# TASK OBJECTIVE
From the records below, pull each line that has "Vimmerby".

Stored dataset items
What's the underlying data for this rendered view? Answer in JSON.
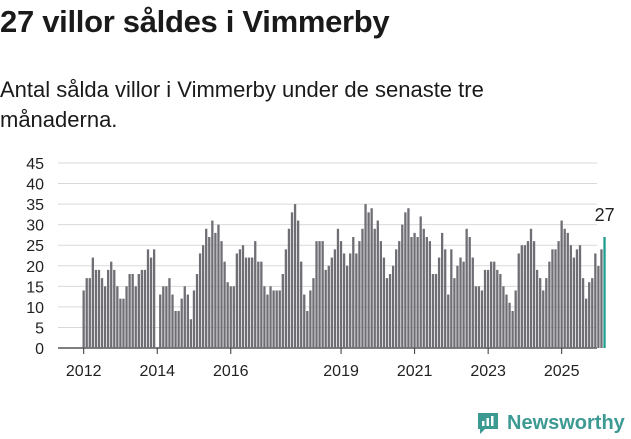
{
  "header": {
    "title": "27 villor såldes i Vimmerby",
    "subtitle": "Antal sålda villor i Vimmerby under de senaste tre månaderna."
  },
  "brand": {
    "name": "Newsworthy",
    "color": "#3d9a93"
  },
  "colors": {
    "bar": "#6f6e74",
    "highlight": "#1d9e8f",
    "grid": "#d9d9d9",
    "text": "#222222"
  },
  "chart_data": {
    "type": "bar",
    "x_start": "2012-01",
    "x_end": "2025-07",
    "ylim": [
      0,
      45
    ],
    "yticks": [
      0,
      5,
      10,
      15,
      20,
      25,
      30,
      35,
      40,
      45
    ],
    "xtick_labels": [
      {
        "label": "2012",
        "month": "2012-01"
      },
      {
        "label": "2014",
        "month": "2014-01"
      },
      {
        "label": "2016",
        "month": "2016-01"
      },
      {
        "label": "2019",
        "month": "2019-01"
      },
      {
        "label": "2021",
        "month": "2021-01"
      },
      {
        "label": "2023",
        "month": "2023-01"
      },
      {
        "label": "2025",
        "month": "2025-01"
      }
    ],
    "grid": "horizontal",
    "values": [
      14,
      17,
      17,
      22,
      19,
      19,
      17,
      15,
      19,
      21,
      19,
      15,
      12,
      12,
      15,
      18,
      18,
      15,
      18,
      19,
      19,
      24,
      22,
      24,
      0,
      13,
      15,
      15,
      17,
      13,
      9,
      9,
      12,
      15,
      13,
      7,
      14,
      18,
      23,
      25,
      29,
      27,
      31,
      28,
      30,
      26,
      21,
      16,
      15,
      15,
      23,
      24,
      25,
      22,
      22,
      22,
      26,
      21,
      21,
      15,
      13,
      15,
      14,
      14,
      14,
      18,
      24,
      29,
      33,
      35,
      31,
      21,
      13,
      9,
      14,
      17,
      26,
      26,
      26,
      19,
      20,
      22,
      24,
      29,
      26,
      23,
      20,
      23,
      27,
      23,
      26,
      29,
      35,
      33,
      34,
      29,
      31,
      26,
      22,
      17,
      18,
      20,
      24,
      26,
      30,
      33,
      34,
      27,
      28,
      27,
      32,
      29,
      27,
      26,
      18,
      18,
      22,
      28,
      24,
      13,
      24,
      17,
      20,
      22,
      21,
      29,
      27,
      22,
      15,
      15,
      14,
      19,
      19,
      21,
      21,
      19,
      18,
      15,
      13,
      11,
      9,
      14,
      23,
      25,
      25,
      26,
      29,
      26,
      19,
      17,
      14,
      17,
      21,
      24,
      24,
      26,
      31,
      29,
      28,
      25,
      22,
      24,
      25,
      17,
      12,
      16,
      17,
      23,
      20,
      24,
      27
    ],
    "annotation": {
      "label": "27",
      "value": 27
    }
  }
}
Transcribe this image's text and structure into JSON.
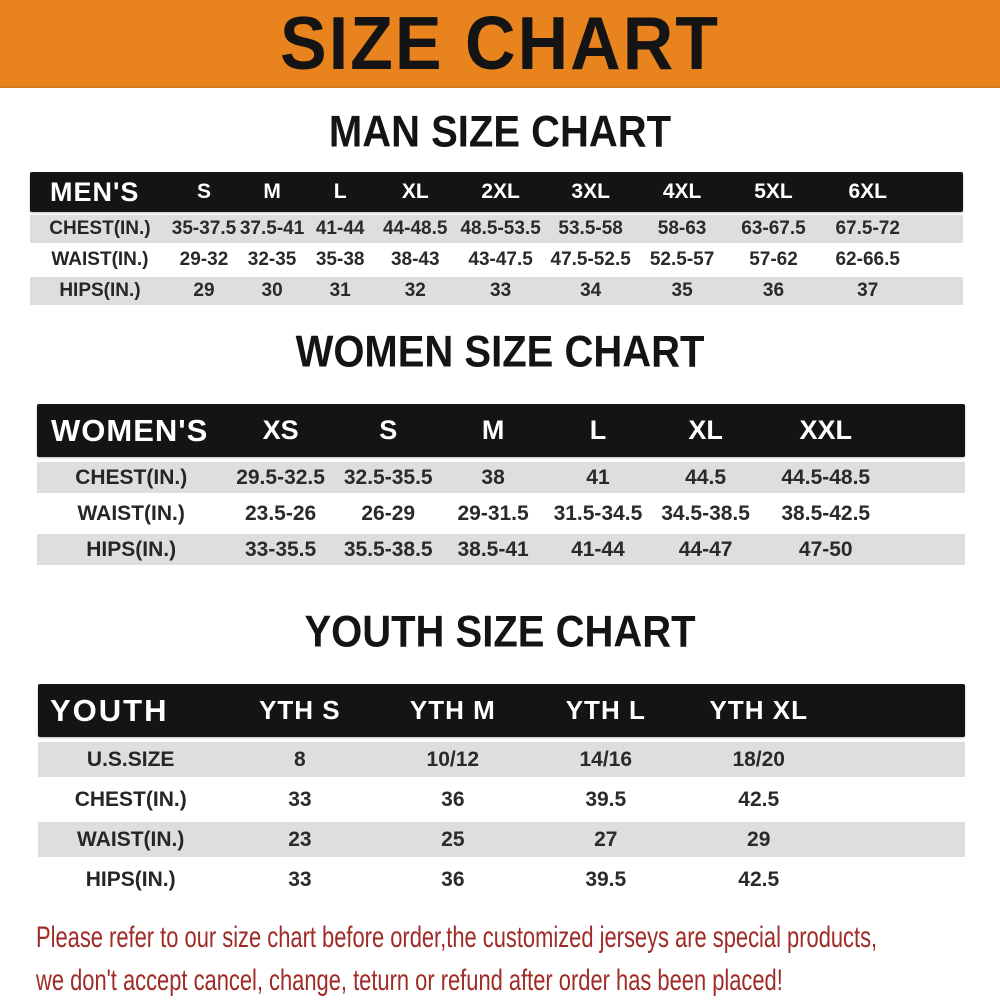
{
  "banner": {
    "title": "SIZE CHART",
    "bg_color": "#E8831E",
    "text_color": "#141414"
  },
  "tables": [
    {
      "id": "men",
      "section_title": "MAN SIZE CHART",
      "header_label": "MEN'S",
      "columns": [
        "S",
        "M",
        "L",
        "XL",
        "2XL",
        "3XL",
        "4XL",
        "5XL",
        "6XL"
      ],
      "rows": [
        {
          "label": "CHEST(IN.)",
          "cells": [
            "35-37.5",
            "37.5-41",
            "41-44",
            "44-48.5",
            "48.5-53.5",
            "53.5-58",
            "58-63",
            "63-67.5",
            "67.5-72"
          ]
        },
        {
          "label": "WAIST(IN.)",
          "cells": [
            "29-32",
            "32-35",
            "35-38",
            "38-43",
            "43-47.5",
            "47.5-52.5",
            "52.5-57",
            "57-62",
            "62-66.5"
          ]
        },
        {
          "label": "HIPS(IN.)",
          "cells": [
            "29",
            "30",
            "31",
            "32",
            "33",
            "34",
            "35",
            "36",
            "37"
          ]
        }
      ]
    },
    {
      "id": "women",
      "section_title": "WOMEN SIZE CHART",
      "header_label": "WOMEN'S",
      "columns": [
        "XS",
        "S",
        "M",
        "L",
        "XL",
        "XXL"
      ],
      "rows": [
        {
          "label": "CHEST(IN.)",
          "cells": [
            "29.5-32.5",
            "32.5-35.5",
            "38",
            "41",
            "44.5",
            "44.5-48.5"
          ]
        },
        {
          "label": "WAIST(IN.)",
          "cells": [
            "23.5-26",
            "26-29",
            "29-31.5",
            "31.5-34.5",
            "34.5-38.5",
            "38.5-42.5"
          ]
        },
        {
          "label": "HIPS(IN.)",
          "cells": [
            "33-35.5",
            "35.5-38.5",
            "38.5-41",
            "41-44",
            "44-47",
            "47-50"
          ]
        }
      ]
    },
    {
      "id": "youth",
      "section_title": "YOUTH SIZE CHART",
      "header_label": "YOUTH",
      "columns": [
        "YTH S",
        "YTH M",
        "YTH L",
        "YTH XL"
      ],
      "rows": [
        {
          "label": "U.S.SIZE",
          "cells": [
            "8",
            "10/12",
            "14/16",
            "18/20"
          ]
        },
        {
          "label": "CHEST(IN.)",
          "cells": [
            "33",
            "36",
            "39.5",
            "42.5"
          ]
        },
        {
          "label": "WAIST(IN.)",
          "cells": [
            "23",
            "25",
            "27",
            "29"
          ]
        },
        {
          "label": "HIPS(IN.)",
          "cells": [
            "33",
            "36",
            "39.5",
            "42.5"
          ]
        }
      ]
    }
  ],
  "disclaimer": {
    "line1": "Please refer to our size chart before order,the customized jerseys are special products,",
    "line2": "we don't accept cancel, change, teturn or refund after order has been placed!",
    "color": "#9E2B26"
  },
  "colors": {
    "header_bar": "#141414",
    "stripe_gray": "#DEDEDE",
    "cell_text": "#2A2A2A"
  }
}
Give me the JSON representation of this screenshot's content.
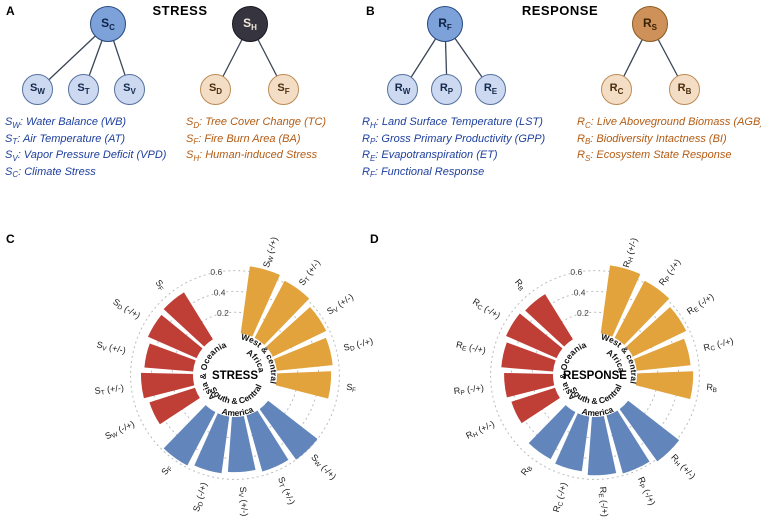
{
  "panelA": {
    "label": "A",
    "title": "STRESS",
    "trees": [
      {
        "root": {
          "main": "S",
          "sub": "C",
          "fill": "#7da1d9",
          "stroke": "#24477e",
          "text": "#0f2344"
        },
        "child_fill": "#cdd9f1",
        "child_stroke": "#54719f",
        "child_text": "#14284a",
        "children": [
          {
            "main": "S",
            "sub": "W"
          },
          {
            "main": "S",
            "sub": "T"
          },
          {
            "main": "S",
            "sub": "V"
          }
        ]
      },
      {
        "root": {
          "main": "S",
          "sub": "H",
          "fill": "#36353f",
          "stroke": "#18181f",
          "text": "#f3e9da"
        },
        "child_fill": "#f4ddc5",
        "child_stroke": "#bd8b55",
        "child_text": "#4a2d0d",
        "children": [
          {
            "main": "S",
            "sub": "D"
          },
          {
            "main": "S",
            "sub": "F"
          }
        ]
      }
    ],
    "legend_left": {
      "color": "#1d3f9e",
      "items": [
        {
          "main": "S",
          "sub": "W",
          "rest": ": Water Balance (WB)"
        },
        {
          "main": "S",
          "sub": "T",
          "rest": ": Air Temperature (AT)"
        },
        {
          "main": "S",
          "sub": "V",
          "rest": ": Vapor Pressure Deficit (VPD)"
        },
        {
          "main": "S",
          "sub": "C",
          "rest": ": Climate Stress"
        }
      ]
    },
    "legend_right": {
      "color": "#b45b13",
      "items": [
        {
          "main": "S",
          "sub": "D",
          "rest": ": Tree Cover Change (TC)"
        },
        {
          "main": "S",
          "sub": "F",
          "rest": ": Fire Burn Area (BA)"
        },
        {
          "main": "S",
          "sub": "H",
          "rest": ": Human-induced Stress"
        }
      ]
    }
  },
  "panelB": {
    "label": "B",
    "title": "RESPONSE",
    "trees": [
      {
        "root": {
          "main": "R",
          "sub": "F",
          "fill": "#7da1d9",
          "stroke": "#24477e",
          "text": "#0f2344"
        },
        "child_fill": "#cdd9f1",
        "child_stroke": "#54719f",
        "child_text": "#14284a",
        "children": [
          {
            "main": "R",
            "sub": "W"
          },
          {
            "main": "R",
            "sub": "P"
          },
          {
            "main": "R",
            "sub": "E"
          }
        ]
      },
      {
        "root": {
          "main": "R",
          "sub": "S",
          "fill": "#cd9159",
          "stroke": "#8a5a22",
          "text": "#3a2204"
        },
        "child_fill": "#f4ddc5",
        "child_stroke": "#bd8b55",
        "child_text": "#4a2d0d",
        "children": [
          {
            "main": "R",
            "sub": "C"
          },
          {
            "main": "R",
            "sub": "B"
          }
        ]
      }
    ],
    "legend_left": {
      "color": "#1d3f9e",
      "items": [
        {
          "main": "R",
          "sub": "H",
          "rest": ": Land Surface Temperature (LST)"
        },
        {
          "main": "R",
          "sub": "P",
          "rest": ":  Gross Primary Productivity (GPP)"
        },
        {
          "main": "R",
          "sub": "E",
          "rest": ": Evapotranspiration (ET)"
        },
        {
          "main": "R",
          "sub": "F",
          "rest": ": Functional Response"
        }
      ]
    },
    "legend_right": {
      "color": "#b45b13",
      "items": [
        {
          "main": "R",
          "sub": "C",
          "rest": ": Live Aboveground Biomass (AGB)"
        },
        {
          "main": "R",
          "sub": "B",
          "rest": ": Biodiversity Intactness (BI)"
        },
        {
          "main": "R",
          "sub": "S",
          "rest": ": Ecosystem State Response"
        }
      ]
    }
  },
  "chart_data": [
    {
      "type": "polar_bar",
      "panel_label": "C",
      "center_label": "STRESS",
      "radial_ticks": [
        0.2,
        0.4,
        0.6
      ],
      "rlim": [
        0,
        0.7
      ],
      "grid": "dotted",
      "groups": [
        {
          "name_lines": [
            "West & central",
            "Africa"
          ],
          "color": "#e2a33c",
          "start_angle": 6,
          "end_angle": 106,
          "bars": [
            {
              "label": "S",
              "sub": "W",
              "suffix": " (-/+)",
              "value": 0.65
            },
            {
              "label": "S",
              "sub": "T",
              "suffix": " (+/-)",
              "value": 0.62
            },
            {
              "label": "S",
              "sub": "V",
              "suffix": " (+/-)",
              "value": 0.57
            },
            {
              "label": "S",
              "sub": "D",
              "suffix": " (-/+)",
              "value": 0.54
            },
            {
              "label": "S",
              "sub": "F",
              "suffix": "",
              "value": 0.52
            }
          ]
        },
        {
          "name_lines": [
            "South & Central",
            "America"
          ],
          "color": "#6286bb",
          "start_angle": 126,
          "end_angle": 226,
          "bars": [
            {
              "label": "S",
              "sub": "W",
              "suffix": " (-/+)",
              "value": 0.6
            },
            {
              "label": "S",
              "sub": "T",
              "suffix": " (+/-)",
              "value": 0.56
            },
            {
              "label": "S",
              "sub": "V",
              "suffix": " (+/-)",
              "value": 0.53
            },
            {
              "label": "S",
              "sub": "D",
              "suffix": " (-/+)",
              "value": 0.55
            },
            {
              "label": "S",
              "sub": "F",
              "suffix": "",
              "value": 0.58
            }
          ]
        },
        {
          "name_lines": [
            "Asia & Oceania"
          ],
          "color": "#bf3e36",
          "start_angle": 235,
          "end_angle": 330,
          "bars": [
            {
              "label": "S",
              "sub": "W",
              "suffix": " (-/+)",
              "value": 0.46
            },
            {
              "label": "S",
              "sub": "T",
              "suffix": " (+/-)",
              "value": 0.5
            },
            {
              "label": "S",
              "sub": "V",
              "suffix": " (+/-)",
              "value": 0.47
            },
            {
              "label": "S",
              "sub": "D",
              "suffix": " (-/+)",
              "value": 0.51
            },
            {
              "label": "S",
              "sub": "F",
              "suffix": "",
              "value": 0.53
            }
          ]
        }
      ]
    },
    {
      "type": "polar_bar",
      "panel_label": "D",
      "center_label": "RESPONSE",
      "radial_ticks": [
        0.2,
        0.4,
        0.6
      ],
      "rlim": [
        0,
        0.7
      ],
      "grid": "dotted",
      "groups": [
        {
          "name_lines": [
            "West & central",
            "Africa"
          ],
          "color": "#e2a33c",
          "start_angle": 6,
          "end_angle": 106,
          "bars": [
            {
              "label": "R",
              "sub": "H",
              "suffix": " (+/-)",
              "value": 0.66
            },
            {
              "label": "R",
              "sub": "P",
              "suffix": " (-/+)",
              "value": 0.62
            },
            {
              "label": "R",
              "sub": "E",
              "suffix": " (-/+)",
              "value": 0.57
            },
            {
              "label": "R",
              "sub": "C",
              "suffix": " (-/+)",
              "value": 0.52
            },
            {
              "label": "R",
              "sub": "B",
              "suffix": "",
              "value": 0.54
            }
          ]
        },
        {
          "name_lines": [
            "South & Central",
            "America"
          ],
          "color": "#6286bb",
          "start_angle": 126,
          "end_angle": 226,
          "bars": [
            {
              "label": "R",
              "sub": "H",
              "suffix": " (+/-)",
              "value": 0.62
            },
            {
              "label": "R",
              "sub": "P",
              "suffix": " (-/+)",
              "value": 0.58
            },
            {
              "label": "R",
              "sub": "E",
              "suffix": " (-/+)",
              "value": 0.56
            },
            {
              "label": "R",
              "sub": "C",
              "suffix": " (-/+)",
              "value": 0.53
            },
            {
              "label": "R",
              "sub": "B",
              "suffix": "",
              "value": 0.51
            }
          ]
        },
        {
          "name_lines": [
            "Asia & Oceania"
          ],
          "color": "#bf3e36",
          "start_angle": 235,
          "end_angle": 330,
          "bars": [
            {
              "label": "R",
              "sub": "H",
              "suffix": " (+/-)",
              "value": 0.44
            },
            {
              "label": "R",
              "sub": "P",
              "suffix": " (-/+)",
              "value": 0.47
            },
            {
              "label": "R",
              "sub": "E",
              "suffix": " (-/+)",
              "value": 0.5
            },
            {
              "label": "R",
              "sub": "C",
              "suffix": " (-/+)",
              "value": 0.53
            },
            {
              "label": "R",
              "sub": "B",
              "suffix": "",
              "value": 0.51
            }
          ]
        }
      ]
    }
  ]
}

# CORRECT ANSWER
    "title": "27 villor såldes i Vimmerby",
    "subtitle": "Antal sålda villor i Vimmerby under de senaste tre månaderna."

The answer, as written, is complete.